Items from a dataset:
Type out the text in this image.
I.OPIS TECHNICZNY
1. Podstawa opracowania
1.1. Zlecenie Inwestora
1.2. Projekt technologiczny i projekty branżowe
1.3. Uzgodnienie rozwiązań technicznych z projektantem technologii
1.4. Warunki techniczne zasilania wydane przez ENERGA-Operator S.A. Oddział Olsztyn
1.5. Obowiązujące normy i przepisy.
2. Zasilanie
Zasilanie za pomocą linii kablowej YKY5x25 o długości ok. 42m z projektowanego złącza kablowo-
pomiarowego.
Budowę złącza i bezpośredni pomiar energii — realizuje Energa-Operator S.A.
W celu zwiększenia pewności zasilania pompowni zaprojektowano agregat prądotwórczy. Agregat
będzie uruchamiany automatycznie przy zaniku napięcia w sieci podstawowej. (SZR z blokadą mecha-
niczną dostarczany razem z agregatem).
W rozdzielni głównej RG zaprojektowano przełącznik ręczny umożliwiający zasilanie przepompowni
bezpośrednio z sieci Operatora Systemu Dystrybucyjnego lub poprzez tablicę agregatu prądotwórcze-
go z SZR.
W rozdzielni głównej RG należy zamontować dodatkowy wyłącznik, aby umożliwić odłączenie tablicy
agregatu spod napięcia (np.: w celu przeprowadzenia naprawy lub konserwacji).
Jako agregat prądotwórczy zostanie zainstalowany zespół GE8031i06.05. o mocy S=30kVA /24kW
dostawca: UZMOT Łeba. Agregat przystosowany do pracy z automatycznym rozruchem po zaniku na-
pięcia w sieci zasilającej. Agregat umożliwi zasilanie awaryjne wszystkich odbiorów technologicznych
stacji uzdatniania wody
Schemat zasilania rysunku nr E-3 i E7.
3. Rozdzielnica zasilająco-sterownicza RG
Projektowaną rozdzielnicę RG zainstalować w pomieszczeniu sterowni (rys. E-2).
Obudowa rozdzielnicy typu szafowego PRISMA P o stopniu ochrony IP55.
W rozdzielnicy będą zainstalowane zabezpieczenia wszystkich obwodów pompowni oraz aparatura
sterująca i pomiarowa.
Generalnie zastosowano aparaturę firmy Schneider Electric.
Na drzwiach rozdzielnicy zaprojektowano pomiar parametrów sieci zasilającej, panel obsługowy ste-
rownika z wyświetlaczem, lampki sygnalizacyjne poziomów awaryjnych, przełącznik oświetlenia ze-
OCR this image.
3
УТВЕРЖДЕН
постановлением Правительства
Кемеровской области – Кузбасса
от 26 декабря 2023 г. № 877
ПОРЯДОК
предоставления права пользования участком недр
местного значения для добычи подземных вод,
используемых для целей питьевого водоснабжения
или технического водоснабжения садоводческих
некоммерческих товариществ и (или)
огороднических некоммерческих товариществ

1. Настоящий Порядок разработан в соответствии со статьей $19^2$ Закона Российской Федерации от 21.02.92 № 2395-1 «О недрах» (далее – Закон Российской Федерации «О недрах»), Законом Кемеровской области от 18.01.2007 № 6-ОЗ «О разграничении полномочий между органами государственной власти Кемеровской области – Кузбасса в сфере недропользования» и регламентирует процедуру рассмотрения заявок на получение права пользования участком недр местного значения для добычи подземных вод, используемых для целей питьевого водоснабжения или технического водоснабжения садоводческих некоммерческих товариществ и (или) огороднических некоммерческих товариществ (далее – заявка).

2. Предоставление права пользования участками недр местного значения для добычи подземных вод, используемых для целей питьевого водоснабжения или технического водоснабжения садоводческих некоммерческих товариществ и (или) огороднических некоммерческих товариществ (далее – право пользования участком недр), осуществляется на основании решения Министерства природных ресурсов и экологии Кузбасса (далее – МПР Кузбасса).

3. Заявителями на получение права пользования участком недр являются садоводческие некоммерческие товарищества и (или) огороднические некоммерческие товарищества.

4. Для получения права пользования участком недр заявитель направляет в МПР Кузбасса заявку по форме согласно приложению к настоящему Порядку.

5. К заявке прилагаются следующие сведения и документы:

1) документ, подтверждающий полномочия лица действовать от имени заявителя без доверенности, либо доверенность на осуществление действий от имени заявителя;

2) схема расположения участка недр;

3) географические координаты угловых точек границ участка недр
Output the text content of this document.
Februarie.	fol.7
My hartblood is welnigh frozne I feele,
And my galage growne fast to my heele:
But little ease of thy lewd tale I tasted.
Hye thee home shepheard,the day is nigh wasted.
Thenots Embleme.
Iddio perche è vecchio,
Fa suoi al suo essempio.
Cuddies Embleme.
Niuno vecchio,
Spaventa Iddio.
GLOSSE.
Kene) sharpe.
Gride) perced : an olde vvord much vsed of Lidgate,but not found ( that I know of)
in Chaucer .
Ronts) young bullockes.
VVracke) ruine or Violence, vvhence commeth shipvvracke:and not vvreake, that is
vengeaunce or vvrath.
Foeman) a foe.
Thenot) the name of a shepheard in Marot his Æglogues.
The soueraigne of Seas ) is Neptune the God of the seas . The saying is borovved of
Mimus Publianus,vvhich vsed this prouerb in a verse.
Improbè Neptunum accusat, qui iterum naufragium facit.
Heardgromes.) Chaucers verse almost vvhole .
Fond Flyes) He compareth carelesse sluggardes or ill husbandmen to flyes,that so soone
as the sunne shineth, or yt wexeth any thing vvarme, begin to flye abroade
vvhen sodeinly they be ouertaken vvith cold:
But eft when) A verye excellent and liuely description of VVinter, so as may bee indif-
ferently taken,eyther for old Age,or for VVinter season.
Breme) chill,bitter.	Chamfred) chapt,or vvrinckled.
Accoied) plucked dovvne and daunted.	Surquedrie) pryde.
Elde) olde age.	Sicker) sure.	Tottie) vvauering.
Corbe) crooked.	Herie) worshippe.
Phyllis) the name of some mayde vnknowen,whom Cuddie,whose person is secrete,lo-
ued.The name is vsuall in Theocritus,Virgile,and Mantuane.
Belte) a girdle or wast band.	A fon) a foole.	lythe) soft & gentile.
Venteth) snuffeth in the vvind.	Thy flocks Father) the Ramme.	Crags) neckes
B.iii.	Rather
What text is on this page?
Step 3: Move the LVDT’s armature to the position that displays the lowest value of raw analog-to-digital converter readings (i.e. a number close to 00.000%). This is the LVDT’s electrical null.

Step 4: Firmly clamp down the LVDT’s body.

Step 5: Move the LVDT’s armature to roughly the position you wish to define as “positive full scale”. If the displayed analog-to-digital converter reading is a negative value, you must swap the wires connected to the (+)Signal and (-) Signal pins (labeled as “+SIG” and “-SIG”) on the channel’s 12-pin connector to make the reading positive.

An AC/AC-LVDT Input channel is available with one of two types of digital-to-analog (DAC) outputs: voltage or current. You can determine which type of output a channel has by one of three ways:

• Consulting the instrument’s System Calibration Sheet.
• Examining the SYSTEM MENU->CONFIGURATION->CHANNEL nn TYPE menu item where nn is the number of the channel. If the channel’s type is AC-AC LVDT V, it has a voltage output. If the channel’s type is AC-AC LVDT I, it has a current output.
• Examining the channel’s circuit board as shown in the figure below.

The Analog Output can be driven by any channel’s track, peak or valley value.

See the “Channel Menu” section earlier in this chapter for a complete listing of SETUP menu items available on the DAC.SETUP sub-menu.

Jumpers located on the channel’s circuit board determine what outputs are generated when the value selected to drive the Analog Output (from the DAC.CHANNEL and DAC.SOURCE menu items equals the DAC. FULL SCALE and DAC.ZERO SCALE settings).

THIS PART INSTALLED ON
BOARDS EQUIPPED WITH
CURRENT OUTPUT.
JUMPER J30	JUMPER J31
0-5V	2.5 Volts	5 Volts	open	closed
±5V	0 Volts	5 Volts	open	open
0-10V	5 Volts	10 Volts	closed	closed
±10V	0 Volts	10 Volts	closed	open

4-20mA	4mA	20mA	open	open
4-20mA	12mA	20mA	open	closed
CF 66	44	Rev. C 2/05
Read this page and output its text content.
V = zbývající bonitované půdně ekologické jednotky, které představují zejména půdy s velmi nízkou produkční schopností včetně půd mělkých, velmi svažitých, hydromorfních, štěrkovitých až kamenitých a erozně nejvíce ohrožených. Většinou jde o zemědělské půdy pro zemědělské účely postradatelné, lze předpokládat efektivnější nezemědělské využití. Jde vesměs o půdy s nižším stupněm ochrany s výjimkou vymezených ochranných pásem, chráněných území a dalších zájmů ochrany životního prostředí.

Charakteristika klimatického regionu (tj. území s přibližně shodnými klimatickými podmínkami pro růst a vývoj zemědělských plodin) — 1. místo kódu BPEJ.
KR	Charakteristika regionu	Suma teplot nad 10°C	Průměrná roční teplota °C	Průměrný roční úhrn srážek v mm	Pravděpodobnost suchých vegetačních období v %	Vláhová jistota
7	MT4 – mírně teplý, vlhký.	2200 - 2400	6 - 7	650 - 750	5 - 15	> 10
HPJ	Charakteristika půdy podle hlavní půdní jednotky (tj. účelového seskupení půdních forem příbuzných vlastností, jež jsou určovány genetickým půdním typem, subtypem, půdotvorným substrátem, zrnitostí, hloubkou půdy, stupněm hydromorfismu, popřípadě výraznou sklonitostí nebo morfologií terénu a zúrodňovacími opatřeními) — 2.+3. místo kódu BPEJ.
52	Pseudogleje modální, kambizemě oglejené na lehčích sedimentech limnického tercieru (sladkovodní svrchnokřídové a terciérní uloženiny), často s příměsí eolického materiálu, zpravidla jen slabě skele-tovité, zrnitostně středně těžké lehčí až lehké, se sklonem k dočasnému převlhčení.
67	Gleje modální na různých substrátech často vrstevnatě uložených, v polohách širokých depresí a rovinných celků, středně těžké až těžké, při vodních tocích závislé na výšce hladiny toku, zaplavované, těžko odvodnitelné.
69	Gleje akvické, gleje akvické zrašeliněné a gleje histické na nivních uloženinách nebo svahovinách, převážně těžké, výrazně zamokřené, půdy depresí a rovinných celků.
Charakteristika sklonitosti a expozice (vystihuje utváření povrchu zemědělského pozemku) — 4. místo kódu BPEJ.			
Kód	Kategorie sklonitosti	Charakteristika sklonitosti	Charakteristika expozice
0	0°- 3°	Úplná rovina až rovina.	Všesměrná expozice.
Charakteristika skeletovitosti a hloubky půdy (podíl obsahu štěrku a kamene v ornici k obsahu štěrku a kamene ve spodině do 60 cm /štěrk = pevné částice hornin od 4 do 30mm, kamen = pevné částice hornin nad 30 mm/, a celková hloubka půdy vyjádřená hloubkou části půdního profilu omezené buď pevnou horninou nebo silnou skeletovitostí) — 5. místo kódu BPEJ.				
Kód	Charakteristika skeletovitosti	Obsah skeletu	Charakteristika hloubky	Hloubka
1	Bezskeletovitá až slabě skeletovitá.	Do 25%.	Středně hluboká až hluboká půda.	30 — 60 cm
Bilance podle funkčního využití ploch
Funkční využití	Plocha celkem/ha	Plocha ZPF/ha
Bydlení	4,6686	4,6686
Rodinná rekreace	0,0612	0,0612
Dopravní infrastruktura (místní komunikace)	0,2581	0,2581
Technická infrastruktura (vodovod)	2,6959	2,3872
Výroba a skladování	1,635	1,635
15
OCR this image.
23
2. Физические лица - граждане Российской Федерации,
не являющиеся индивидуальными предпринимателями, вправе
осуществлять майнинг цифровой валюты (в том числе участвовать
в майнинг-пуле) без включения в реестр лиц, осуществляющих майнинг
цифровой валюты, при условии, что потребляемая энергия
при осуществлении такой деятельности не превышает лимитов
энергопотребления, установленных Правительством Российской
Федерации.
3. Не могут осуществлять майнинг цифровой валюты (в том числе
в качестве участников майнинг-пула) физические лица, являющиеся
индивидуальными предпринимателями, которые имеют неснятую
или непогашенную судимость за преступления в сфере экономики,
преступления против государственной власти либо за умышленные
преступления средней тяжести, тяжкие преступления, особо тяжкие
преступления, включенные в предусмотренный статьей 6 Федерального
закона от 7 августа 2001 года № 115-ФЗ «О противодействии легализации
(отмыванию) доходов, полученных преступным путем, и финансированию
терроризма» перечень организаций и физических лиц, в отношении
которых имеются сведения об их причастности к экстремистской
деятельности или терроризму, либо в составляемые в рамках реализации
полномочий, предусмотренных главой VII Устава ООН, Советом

**BRIEF**
Using the listing above, list every line in which the string "page" occurs.

**RESULT**
What text is on this page?
Read this page and output its text content.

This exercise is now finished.